━━ Data to use
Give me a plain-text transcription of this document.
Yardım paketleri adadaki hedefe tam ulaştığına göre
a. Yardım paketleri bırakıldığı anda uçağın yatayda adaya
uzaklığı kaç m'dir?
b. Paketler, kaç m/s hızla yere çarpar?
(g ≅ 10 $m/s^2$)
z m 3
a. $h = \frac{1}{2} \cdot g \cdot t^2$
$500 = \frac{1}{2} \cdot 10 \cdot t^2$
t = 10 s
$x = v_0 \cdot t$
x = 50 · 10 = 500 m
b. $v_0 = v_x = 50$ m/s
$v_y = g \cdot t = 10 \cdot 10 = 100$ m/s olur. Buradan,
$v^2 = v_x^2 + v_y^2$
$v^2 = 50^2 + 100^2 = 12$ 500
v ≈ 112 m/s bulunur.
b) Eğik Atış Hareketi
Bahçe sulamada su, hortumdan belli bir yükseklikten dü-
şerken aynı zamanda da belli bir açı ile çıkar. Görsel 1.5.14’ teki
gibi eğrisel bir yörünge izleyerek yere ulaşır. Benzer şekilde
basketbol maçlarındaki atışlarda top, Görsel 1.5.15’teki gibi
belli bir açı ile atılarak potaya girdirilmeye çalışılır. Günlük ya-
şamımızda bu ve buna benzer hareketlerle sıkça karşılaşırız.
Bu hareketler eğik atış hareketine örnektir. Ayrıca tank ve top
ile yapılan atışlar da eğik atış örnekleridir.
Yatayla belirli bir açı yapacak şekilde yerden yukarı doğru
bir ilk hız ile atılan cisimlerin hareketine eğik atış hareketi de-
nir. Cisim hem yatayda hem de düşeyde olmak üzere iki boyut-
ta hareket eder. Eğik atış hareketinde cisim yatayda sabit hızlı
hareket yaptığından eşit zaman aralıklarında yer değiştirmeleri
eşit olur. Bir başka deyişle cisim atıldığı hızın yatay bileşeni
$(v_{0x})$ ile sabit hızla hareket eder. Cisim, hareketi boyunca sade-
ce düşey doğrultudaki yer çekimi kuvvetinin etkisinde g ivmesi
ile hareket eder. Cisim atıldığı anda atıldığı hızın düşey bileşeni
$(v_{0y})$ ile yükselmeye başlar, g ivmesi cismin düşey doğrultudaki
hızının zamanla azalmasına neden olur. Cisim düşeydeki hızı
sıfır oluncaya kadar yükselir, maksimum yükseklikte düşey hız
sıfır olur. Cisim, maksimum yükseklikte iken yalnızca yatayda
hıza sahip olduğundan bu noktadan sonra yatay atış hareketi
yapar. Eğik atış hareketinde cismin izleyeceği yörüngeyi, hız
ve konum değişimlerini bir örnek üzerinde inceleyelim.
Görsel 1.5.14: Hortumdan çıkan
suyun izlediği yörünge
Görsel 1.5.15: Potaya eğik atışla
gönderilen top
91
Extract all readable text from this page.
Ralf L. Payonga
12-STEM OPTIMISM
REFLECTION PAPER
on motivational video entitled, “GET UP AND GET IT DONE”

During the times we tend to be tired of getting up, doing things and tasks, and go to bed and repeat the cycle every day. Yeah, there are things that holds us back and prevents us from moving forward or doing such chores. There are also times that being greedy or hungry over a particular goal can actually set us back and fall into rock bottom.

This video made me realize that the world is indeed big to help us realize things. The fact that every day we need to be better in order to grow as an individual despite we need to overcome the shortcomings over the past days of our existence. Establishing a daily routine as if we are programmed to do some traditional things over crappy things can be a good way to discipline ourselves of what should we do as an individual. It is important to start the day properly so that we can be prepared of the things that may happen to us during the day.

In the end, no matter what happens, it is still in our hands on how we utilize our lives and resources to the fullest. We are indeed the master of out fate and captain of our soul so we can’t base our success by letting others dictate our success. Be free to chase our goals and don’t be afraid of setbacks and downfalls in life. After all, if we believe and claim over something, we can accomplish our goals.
━━━━
• **Challenge**:
Only the lines from the one with "Extract all readable text from this page." through the end of the material are wanted; copy them exactly, both ends included.

• **Answer to this problem**:
Extract all readable text from this page.
Ralf L. Payonga
12-STEM OPTIMISM
REFLECTION PAPER
on motivational video entitled, “GET UP AND GET IT DONE”

During the times we tend to be tired of getting up, doing things and tasks, and go to bed and repeat the cycle every day. Yeah, there are things that holds us back and prevents us from moving forward or doing such chores. There are also times that being greedy or hungry over a particular goal can actually set us back and fall into rock bottom.

This video made me realize that the world is indeed big to help us realize things. The fact that every day we need to be better in order to grow as an individual despite we need to overcome the shortcomings over the past days of our existence. Establishing a daily routine as if we are programmed to do some traditional things over crappy things can be a good way to discipline ourselves of what should we do as an individual. It is important to start the day properly so that we can be prepared of the things that may happen to us during the day.

In the end, no matter what happens, it is still in our hands on how we utilize our lives and resources to the fullest. We are indeed the master of out fate and captain of our soul so we can’t base our success by letting others dictate our success. Be free to chase our goals and don’t be afraid of setbacks and downfalls in life. After all, if we believe and claim over something, we can accomplish our goals.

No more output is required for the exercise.